(Structured page parsing data)
■ ■ ■

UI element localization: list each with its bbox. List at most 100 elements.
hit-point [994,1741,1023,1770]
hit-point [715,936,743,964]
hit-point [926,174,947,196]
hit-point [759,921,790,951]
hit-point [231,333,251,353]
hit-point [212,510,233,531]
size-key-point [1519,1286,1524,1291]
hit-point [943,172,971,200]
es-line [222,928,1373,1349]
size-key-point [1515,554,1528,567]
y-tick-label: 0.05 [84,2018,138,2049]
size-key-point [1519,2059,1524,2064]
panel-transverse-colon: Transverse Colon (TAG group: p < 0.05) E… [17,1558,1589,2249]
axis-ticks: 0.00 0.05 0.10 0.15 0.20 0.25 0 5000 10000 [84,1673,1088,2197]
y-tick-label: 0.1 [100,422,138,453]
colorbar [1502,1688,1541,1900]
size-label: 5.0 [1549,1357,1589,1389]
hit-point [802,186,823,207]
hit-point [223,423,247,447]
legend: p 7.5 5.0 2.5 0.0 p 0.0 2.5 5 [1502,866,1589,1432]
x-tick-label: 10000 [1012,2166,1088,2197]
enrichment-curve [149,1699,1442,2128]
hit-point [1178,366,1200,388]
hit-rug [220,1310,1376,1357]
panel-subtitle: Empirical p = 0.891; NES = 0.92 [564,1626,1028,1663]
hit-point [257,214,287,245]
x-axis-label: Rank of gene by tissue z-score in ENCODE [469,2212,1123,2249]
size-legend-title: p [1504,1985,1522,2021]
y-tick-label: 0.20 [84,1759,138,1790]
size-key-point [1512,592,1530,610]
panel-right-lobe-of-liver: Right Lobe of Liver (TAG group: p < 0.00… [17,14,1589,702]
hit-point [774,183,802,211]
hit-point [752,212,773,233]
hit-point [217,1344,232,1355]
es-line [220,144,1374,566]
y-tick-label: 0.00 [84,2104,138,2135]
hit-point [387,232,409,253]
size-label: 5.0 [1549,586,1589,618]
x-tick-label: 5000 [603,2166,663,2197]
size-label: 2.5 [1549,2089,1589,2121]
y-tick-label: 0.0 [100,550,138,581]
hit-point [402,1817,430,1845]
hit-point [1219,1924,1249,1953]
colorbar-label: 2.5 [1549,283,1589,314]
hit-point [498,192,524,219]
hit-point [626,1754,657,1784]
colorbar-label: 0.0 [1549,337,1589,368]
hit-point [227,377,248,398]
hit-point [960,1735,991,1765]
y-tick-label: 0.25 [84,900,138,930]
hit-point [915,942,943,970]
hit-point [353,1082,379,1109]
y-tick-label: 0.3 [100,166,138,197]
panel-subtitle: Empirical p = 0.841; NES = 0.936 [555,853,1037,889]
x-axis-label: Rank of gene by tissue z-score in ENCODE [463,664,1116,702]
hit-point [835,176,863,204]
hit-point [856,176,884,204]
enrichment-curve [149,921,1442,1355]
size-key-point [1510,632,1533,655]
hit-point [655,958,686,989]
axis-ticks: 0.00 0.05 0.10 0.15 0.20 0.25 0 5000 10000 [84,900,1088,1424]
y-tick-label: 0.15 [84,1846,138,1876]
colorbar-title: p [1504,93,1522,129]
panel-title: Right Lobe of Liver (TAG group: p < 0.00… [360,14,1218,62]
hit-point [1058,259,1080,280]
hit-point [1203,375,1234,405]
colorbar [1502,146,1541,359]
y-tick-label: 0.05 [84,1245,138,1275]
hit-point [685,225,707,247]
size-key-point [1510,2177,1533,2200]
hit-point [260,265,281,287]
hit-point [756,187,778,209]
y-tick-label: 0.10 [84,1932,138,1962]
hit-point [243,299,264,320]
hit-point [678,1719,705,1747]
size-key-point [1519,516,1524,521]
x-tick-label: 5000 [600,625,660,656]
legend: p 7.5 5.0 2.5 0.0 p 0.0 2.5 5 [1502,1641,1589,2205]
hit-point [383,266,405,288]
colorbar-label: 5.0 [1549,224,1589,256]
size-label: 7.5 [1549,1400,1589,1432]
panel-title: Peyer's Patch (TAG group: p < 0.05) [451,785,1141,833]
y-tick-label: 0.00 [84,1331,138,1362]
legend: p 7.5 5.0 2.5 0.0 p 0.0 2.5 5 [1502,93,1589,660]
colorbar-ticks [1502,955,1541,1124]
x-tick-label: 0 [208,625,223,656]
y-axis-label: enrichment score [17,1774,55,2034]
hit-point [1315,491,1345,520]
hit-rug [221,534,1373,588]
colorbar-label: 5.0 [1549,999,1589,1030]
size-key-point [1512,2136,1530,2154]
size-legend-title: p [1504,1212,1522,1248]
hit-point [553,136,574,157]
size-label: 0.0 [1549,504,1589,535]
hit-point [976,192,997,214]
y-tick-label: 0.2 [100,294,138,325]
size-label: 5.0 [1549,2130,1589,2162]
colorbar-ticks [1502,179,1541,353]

■ ■ ■

Work required: Show every line of the records above that contains the word "legend".

Response to the exercise:
legend: p 7.5 5.0 2.5 0.0 p 0.0 2.5 5 [1502,866,1589,1432]
size-legend-title: p [1504,1985,1522,2021]
legend: p 7.5 5.0 2.5 0.0 p 0.0 2.5 5 [1502,1641,1589,2205]
legend: p 7.5 5.0 2.5 0.0 p 0.0 2.5 5 [1502,93,1589,660]
size-legend-title: p [1504,1212,1522,1248]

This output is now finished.